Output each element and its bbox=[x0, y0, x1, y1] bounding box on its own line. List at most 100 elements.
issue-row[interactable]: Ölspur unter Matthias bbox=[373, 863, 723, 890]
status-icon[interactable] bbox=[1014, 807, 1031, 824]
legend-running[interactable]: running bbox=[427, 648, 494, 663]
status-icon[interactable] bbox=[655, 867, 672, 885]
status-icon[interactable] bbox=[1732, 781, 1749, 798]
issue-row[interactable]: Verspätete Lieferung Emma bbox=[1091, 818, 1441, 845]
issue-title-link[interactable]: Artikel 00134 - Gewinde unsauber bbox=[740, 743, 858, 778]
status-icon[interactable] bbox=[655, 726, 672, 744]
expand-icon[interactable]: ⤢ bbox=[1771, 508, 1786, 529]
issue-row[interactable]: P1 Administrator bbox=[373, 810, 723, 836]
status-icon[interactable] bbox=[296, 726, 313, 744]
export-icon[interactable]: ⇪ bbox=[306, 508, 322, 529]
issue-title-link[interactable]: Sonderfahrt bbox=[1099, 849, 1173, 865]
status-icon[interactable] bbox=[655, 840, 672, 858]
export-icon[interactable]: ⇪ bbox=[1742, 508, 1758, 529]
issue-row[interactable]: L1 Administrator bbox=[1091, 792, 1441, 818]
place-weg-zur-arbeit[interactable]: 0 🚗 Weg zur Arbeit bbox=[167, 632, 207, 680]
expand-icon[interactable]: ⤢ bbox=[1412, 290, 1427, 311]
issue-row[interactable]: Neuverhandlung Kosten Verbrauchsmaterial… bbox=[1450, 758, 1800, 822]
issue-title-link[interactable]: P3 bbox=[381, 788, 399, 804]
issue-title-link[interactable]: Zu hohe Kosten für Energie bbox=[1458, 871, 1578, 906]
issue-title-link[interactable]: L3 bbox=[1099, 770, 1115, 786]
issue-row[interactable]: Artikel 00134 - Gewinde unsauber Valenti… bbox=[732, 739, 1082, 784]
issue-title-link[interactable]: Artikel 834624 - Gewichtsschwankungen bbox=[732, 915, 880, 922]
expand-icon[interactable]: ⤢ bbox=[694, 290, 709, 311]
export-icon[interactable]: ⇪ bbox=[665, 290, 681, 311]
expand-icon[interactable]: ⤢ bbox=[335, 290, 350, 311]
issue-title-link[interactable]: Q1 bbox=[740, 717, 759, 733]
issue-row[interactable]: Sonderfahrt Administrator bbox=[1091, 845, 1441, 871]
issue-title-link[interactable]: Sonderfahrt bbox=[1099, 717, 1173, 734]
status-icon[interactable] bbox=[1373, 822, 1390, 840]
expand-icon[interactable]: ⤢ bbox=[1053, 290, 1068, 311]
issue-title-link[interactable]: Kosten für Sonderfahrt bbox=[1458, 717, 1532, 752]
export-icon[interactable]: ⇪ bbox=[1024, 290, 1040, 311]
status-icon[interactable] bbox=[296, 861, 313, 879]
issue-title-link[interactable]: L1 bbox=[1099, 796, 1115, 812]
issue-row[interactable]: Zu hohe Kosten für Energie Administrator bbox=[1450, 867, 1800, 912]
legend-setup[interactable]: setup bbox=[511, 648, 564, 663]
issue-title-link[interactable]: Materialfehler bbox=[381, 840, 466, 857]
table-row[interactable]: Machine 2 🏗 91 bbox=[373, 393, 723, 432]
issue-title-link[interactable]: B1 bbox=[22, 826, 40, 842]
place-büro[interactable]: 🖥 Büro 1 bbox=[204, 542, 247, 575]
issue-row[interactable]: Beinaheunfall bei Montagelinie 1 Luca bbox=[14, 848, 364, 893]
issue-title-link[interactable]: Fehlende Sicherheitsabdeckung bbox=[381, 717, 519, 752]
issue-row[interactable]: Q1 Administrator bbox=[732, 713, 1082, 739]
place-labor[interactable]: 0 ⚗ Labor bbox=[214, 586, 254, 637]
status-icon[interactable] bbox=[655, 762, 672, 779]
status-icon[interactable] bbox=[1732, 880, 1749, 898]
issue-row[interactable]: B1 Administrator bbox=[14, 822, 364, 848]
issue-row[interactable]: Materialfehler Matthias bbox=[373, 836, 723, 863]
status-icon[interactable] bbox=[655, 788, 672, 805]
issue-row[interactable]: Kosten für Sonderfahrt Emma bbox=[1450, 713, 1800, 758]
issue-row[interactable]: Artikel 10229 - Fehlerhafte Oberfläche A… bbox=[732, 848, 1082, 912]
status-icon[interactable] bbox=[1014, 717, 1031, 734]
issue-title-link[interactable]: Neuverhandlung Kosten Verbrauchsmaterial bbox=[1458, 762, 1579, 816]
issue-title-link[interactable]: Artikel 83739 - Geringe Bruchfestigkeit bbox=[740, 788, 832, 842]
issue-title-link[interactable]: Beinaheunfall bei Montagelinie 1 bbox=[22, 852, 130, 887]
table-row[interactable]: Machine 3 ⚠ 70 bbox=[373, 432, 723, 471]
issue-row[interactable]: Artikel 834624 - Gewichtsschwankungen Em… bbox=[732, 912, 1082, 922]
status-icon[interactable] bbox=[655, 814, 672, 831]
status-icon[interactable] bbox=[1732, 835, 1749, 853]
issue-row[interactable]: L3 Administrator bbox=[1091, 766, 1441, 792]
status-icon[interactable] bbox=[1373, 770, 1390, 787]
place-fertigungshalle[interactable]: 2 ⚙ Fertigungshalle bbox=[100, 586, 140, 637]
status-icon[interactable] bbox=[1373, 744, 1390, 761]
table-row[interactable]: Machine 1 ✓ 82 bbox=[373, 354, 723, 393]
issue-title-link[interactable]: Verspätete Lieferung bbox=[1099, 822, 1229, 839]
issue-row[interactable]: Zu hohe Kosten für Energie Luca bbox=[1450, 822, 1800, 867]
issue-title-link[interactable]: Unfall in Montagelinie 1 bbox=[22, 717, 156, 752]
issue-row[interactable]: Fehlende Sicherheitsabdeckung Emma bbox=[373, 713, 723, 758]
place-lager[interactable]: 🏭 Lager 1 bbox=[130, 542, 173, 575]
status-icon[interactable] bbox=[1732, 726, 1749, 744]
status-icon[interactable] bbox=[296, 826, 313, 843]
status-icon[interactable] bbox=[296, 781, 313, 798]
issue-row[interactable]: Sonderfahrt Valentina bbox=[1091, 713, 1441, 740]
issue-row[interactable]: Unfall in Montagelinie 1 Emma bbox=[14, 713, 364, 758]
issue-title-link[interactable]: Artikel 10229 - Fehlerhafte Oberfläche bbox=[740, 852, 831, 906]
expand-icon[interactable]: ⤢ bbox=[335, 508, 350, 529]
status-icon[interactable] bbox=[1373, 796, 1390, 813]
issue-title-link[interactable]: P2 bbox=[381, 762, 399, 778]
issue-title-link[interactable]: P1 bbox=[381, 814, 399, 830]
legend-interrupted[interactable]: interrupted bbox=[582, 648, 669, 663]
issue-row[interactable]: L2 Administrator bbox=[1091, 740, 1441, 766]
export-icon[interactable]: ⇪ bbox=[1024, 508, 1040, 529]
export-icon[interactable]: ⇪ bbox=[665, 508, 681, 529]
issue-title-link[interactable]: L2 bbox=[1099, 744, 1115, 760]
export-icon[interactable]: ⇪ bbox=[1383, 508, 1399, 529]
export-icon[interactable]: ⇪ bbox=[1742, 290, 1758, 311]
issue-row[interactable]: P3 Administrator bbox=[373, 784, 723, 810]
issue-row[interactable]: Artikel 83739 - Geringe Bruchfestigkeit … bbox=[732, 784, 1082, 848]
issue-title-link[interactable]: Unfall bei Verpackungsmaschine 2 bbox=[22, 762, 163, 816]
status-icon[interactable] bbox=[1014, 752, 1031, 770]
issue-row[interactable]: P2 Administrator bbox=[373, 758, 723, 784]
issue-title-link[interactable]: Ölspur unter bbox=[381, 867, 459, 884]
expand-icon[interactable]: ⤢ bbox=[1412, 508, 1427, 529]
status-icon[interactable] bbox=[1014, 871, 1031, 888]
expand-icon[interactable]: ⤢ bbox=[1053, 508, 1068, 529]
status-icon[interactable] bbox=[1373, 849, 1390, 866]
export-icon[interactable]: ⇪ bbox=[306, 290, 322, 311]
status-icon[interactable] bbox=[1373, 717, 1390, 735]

### YOUR OBJECTIVE
Reproduce the rows above verbatim, from the first line down to the line containing "issue-title-link[interactable]: Zu hohe", with both of those lines included.

### TASK RESPONSE
Output each element and its bbox=[x0, y0, x1, y1] bounding box on its own line. List at most 100 elements.
issue-row[interactable]: Ölspur unter Matthias bbox=[373, 863, 723, 890]
status-icon[interactable] bbox=[1014, 807, 1031, 824]
legend-running[interactable]: running bbox=[427, 648, 494, 663]
status-icon[interactable] bbox=[655, 867, 672, 885]
status-icon[interactable] bbox=[1732, 781, 1749, 798]
issue-row[interactable]: Verspätete Lieferung Emma bbox=[1091, 818, 1441, 845]
issue-title-link[interactable]: Artikel 00134 - Gewinde unsauber bbox=[740, 743, 858, 778]
status-icon[interactable] bbox=[655, 726, 672, 744]
expand-icon[interactable]: ⤢ bbox=[1771, 508, 1786, 529]
issue-row[interactable]: P1 Administrator bbox=[373, 810, 723, 836]
status-icon[interactable] bbox=[296, 726, 313, 744]
export-icon[interactable]: ⇪ bbox=[306, 508, 322, 529]
issue-title-link[interactable]: Sonderfahrt bbox=[1099, 849, 1173, 865]
status-icon[interactable] bbox=[655, 840, 672, 858]
export-icon[interactable]: ⇪ bbox=[1742, 508, 1758, 529]
issue-row[interactable]: L1 Administrator bbox=[1091, 792, 1441, 818]
place-weg-zur-arbeit[interactable]: 0 🚗 Weg zur Arbeit bbox=[167, 632, 207, 680]
expand-icon[interactable]: ⤢ bbox=[1412, 290, 1427, 311]
issue-row[interactable]: Neuverhandlung Kosten Verbrauchsmaterial… bbox=[1450, 758, 1800, 822]
issue-title-link[interactable]: P3 bbox=[381, 788, 399, 804]
issue-title-link[interactable]: Zu hohe Kosten für Energie bbox=[1458, 871, 1578, 906]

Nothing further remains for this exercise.